▶ _Data for this exercise_:
<<<<
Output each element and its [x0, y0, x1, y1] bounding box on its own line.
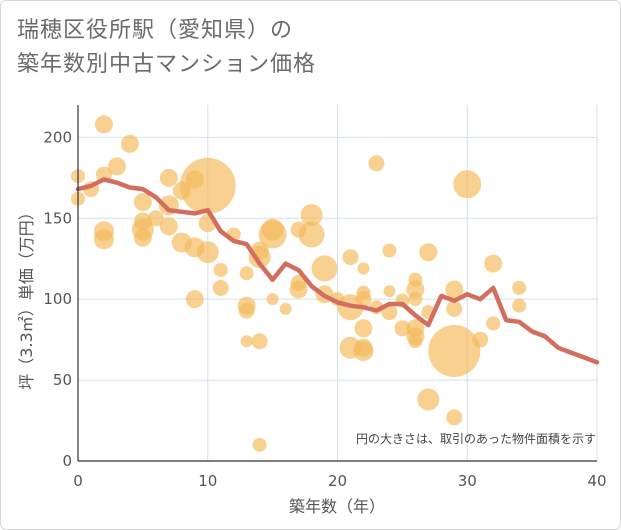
data-bubble: [353, 340, 374, 361]
axes: [77, 105, 597, 462]
data-bubble: [368, 155, 385, 172]
data-bubble: [196, 241, 219, 264]
data-bubble: [251, 333, 268, 350]
data-bubble: [147, 210, 164, 227]
data-bubble: [472, 331, 489, 348]
data-bubble: [240, 335, 253, 348]
chart-title-line-1: 瑞穂区役所駅（愛知県）の: [17, 18, 294, 43]
data-bubble: [417, 388, 440, 411]
y-tick-label: 200: [43, 128, 72, 146]
data-bubble: [453, 170, 482, 199]
data-bubble: [342, 249, 359, 266]
data-bubble: [382, 243, 397, 258]
y-axis-title: 坪（3.3㎡）単価（万円）: [17, 204, 36, 389]
x-tick-label: 20: [328, 472, 347, 490]
data-bubble: [213, 263, 228, 278]
data-bubble: [512, 280, 527, 295]
data-bubble: [258, 220, 287, 249]
data-bubble: [445, 280, 464, 299]
data-bubble: [93, 229, 114, 250]
data-bubble: [512, 298, 527, 313]
x-tick-label: 30: [458, 472, 477, 490]
data-bubble: [266, 293, 279, 306]
data-bubble: [238, 302, 255, 319]
x-tick-label: 40: [587, 472, 606, 490]
data-bubble: [298, 221, 325, 248]
data-bubble: [446, 409, 463, 426]
bubble-layer: [71, 115, 527, 452]
y-tick-label: 150: [43, 209, 72, 227]
grid-lines: [78, 105, 598, 461]
size-note: 円の大きさは、取引のあった物件面積を示す: [356, 431, 596, 446]
data-bubble: [179, 157, 236, 214]
data-bubble: [120, 134, 139, 153]
data-bubble: [300, 204, 323, 227]
x-tick-label: 0: [73, 472, 83, 490]
data-bubble: [484, 254, 503, 273]
data-bubble: [239, 266, 254, 281]
data-bubble: [279, 302, 292, 315]
data-bubble: [419, 243, 438, 262]
data-bubble: [446, 300, 463, 317]
data-bubble: [383, 285, 396, 298]
chart-title: 瑞穂区役所駅（愛知県）の 築年数別中古マンション価格: [17, 14, 316, 82]
data-bubble: [408, 334, 423, 349]
data-bubble: [185, 290, 204, 309]
chart-title-line-2: 築年数別中古マンション価格: [17, 52, 317, 77]
data-bubble: [289, 280, 308, 299]
data-bubble: [252, 437, 267, 452]
data-bubble: [212, 279, 229, 296]
data-bubble: [354, 319, 373, 338]
data-bubble: [94, 115, 113, 134]
data-bubble: [408, 292, 423, 307]
x-tick-label: 10: [198, 472, 217, 490]
y-tick-label: 50: [53, 371, 72, 389]
data-bubble: [357, 262, 370, 275]
data-bubble: [311, 255, 338, 282]
data-bubble: [355, 291, 372, 308]
average-price-line: [75, 177, 600, 365]
trend-line-layer: [75, 177, 600, 365]
data-bubble: [133, 228, 152, 247]
tick-labels: 0 10 20 30 40 0 50 100 150 200: [43, 128, 606, 490]
data-bubble: [486, 316, 501, 331]
x-axis-title: 築年数（年）: [289, 497, 385, 516]
y-tick-label: 0: [62, 452, 72, 470]
data-bubble: [428, 324, 481, 377]
y-tick-label: 100: [43, 290, 72, 308]
data-bubble: [159, 217, 178, 236]
data-bubble: [107, 157, 126, 176]
data-bubble: [394, 320, 411, 337]
data-bubble: [159, 168, 178, 187]
data-bubble: [133, 193, 152, 212]
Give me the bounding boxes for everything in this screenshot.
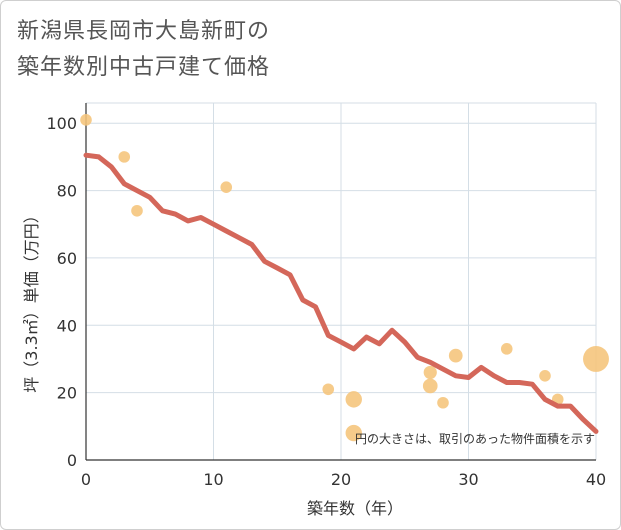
>>>>
Set out every line of the records above as a Markdown table with two columns, "No." for the row number and "Text" for the line, and skip any blank lines. Leave the pictures out.

| No. | Text |
|---|---|
| 1 | Output each element and its [x0, y0, x1, y1] bounding box on its own line. |
| 2 | data-bubble: [353, 340, 374, 361] |
| 3 | axes: [77, 105, 597, 462] |
| 4 | data-bubble: [368, 155, 385, 172] |
| 5 | data-bubble: [196, 241, 219, 264] |
| 6 | data-bubble: [251, 333, 268, 350] |
| 7 | data-bubble: [147, 210, 164, 227] |
| 8 | data-bubble: [472, 331, 489, 348] |
| 9 | data-bubble: [240, 335, 253, 348] |
| 10 | chart-title-line-1: 瑞穂区役所駅（愛知県）の: [17, 18, 294, 43] |
| 11 | data-bubble: [417, 388, 440, 411] |
| 12 | y-tick-label: 200: [43, 128, 72, 146] |
| 13 | data-bubble: [453, 170, 482, 199] |
| 14 | data-bubble: [342, 249, 359, 266] |
| 15 | data-bubble: [382, 243, 397, 258] |
| 16 | y-axis-title: 坪（3.3㎡）単価（万円）: [17, 204, 36, 389] |
| 17 | x-tick-label: 20: [328, 472, 347, 490] |
| 18 | data-bubble: [213, 263, 228, 278] |
| 19 | data-bubble: [512, 280, 527, 295] |
| 20 | data-bubble: [258, 220, 287, 249] |
| 21 | data-bubble: [445, 280, 464, 299] |
| 22 | data-bubble: [93, 229, 114, 250] |
| 23 | data-bubble: [512, 298, 527, 313] |
| 24 | x-tick-label: 30: [458, 472, 477, 490] |
| 25 | data-bubble: [266, 293, 279, 306] |
| 26 | data-bubble: [238, 302, 255, 319] |
| 27 | x-tick-label: 40: [587, 472, 606, 490] |
| 28 | data-bubble: [298, 221, 325, 248] |
| 29 | data-bubble: [446, 409, 463, 426] |
| 30 | bubble-layer: [71, 115, 527, 452] |
| 31 | y-tick-label: 150: [43, 209, 72, 227] |
| 32 | grid-lines: [78, 105, 598, 461] |
| 33 | size-note: 円の大きさは、取引のあった物件面積を示す: [356, 431, 596, 446] |
| 34 | data-bubble: [179, 157, 236, 214] |
| 35 | data-bubble: [120, 134, 139, 153] |
| 36 | data-bubble: [300, 204, 323, 227] |
| 37 | x-tick-label: 0: [73, 472, 83, 490] |
| 38 | data-bubble: [484, 254, 503, 273] |
| 39 | data-bubble: [239, 266, 254, 281] |
| 40 | data-bubble: [279, 302, 292, 315] |
| 41 | data-bubble: [419, 243, 438, 262] |
| 42 | data-bubble: [446, 300, 463, 317] |
| 43 | data-bubble: [383, 285, 396, 298] |
| 44 | chart-title: 瑞穂区役所駅（愛知県）の 築年数別中古マンション価格: [17, 14, 316, 82] |
| 45 | data-bubble: [408, 334, 423, 349] |
| 46 | data-bubble: [185, 290, 204, 309] |
| 47 | chart-title-line-2: 築年数別中古マンション価格: [17, 52, 317, 77] |
| 48 | data-bubble: [289, 280, 308, 299] |
| 49 | data-bubble: [252, 437, 267, 452] |
| 50 | data-bubble: [212, 279, 229, 296] |
| 51 | data-bubble: [354, 319, 373, 338] |
| 52 | data-bubble: [94, 115, 113, 134] |
| 53 | data-bubble: [408, 292, 423, 307] |
| 54 | x-tick-label: 10: [198, 472, 217, 490] |
| 55 | y-tick-label: 50: [53, 371, 72, 389] |
| 56 | data-bubble: [357, 262, 370, 275] |
| 57 | data-bubble: [311, 255, 338, 282] |
| 58 | data-bubble: [355, 291, 372, 308] |
| 59 | average-price-line: [75, 177, 600, 365] |
| 60 | trend-line-layer: [75, 177, 600, 365] |
| 61 | data-bubble: [133, 228, 152, 247] |
| 62 | tick-labels: 0 10 20 30 40 0 50 100 150 200: [43, 128, 606, 490] |
| 63 | data-bubble: [486, 316, 501, 331] |
| 64 | x-axis-title: 築年数（年）: [289, 497, 385, 516] |
| 65 | y-tick-label: 0: [62, 452, 72, 470] |
| 66 | data-bubble: [428, 324, 481, 377] |
| 67 | y-tick-label: 100: [43, 290, 72, 308] |
| 68 | data-bubble: [159, 217, 178, 236] |
| 69 | data-bubble: [107, 157, 126, 176] |
| 70 | data-bubble: [394, 320, 411, 337] |
| 71 | data-bubble: [159, 168, 178, 187] |
| 72 | data-bubble: [133, 193, 152, 212] |
| 73 | Give me the bounding boxes for everything in this screenshot. |